── EXERCISE INPUTS

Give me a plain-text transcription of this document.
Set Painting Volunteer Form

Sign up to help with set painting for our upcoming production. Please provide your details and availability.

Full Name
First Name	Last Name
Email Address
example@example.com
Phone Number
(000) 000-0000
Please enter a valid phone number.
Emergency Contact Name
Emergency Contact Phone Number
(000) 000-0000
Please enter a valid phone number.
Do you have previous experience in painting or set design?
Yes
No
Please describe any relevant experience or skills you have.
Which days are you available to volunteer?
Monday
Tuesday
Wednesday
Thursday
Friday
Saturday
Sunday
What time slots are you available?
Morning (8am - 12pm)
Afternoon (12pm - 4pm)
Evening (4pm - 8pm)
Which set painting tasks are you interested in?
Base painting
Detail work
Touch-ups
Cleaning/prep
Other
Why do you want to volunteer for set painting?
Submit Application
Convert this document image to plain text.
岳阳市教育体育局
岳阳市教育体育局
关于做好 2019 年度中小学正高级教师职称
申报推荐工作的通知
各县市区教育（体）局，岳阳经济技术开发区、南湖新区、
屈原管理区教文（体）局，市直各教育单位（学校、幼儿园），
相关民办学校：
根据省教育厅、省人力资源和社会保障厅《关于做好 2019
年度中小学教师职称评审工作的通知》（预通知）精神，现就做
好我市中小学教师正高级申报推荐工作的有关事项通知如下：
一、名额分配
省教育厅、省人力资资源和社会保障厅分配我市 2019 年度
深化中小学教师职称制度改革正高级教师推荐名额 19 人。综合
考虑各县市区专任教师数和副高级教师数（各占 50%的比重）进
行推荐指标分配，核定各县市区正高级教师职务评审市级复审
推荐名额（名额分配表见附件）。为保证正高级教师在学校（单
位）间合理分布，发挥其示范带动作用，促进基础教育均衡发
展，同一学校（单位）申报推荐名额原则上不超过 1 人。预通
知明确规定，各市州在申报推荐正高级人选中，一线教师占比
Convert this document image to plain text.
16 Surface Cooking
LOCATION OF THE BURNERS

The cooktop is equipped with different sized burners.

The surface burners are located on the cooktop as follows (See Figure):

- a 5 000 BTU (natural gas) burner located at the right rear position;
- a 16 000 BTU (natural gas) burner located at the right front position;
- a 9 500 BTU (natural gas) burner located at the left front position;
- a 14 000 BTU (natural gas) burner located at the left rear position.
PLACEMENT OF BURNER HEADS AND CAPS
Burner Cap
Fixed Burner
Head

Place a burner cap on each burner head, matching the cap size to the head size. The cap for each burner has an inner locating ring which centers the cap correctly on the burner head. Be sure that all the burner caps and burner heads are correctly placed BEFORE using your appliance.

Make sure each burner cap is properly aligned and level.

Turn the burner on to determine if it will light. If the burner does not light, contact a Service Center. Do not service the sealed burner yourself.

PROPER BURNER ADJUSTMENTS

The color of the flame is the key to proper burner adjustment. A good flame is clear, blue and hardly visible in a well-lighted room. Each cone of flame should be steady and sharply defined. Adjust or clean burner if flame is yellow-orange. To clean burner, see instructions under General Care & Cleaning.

────

WRITTEN PROBLEM —
In the records, locate each line holding the string "experience" and copy it.

EXERCISE RESPONSE —
Do you have previous experience in painting or set design?
Please describe any relevant experience or skills you have.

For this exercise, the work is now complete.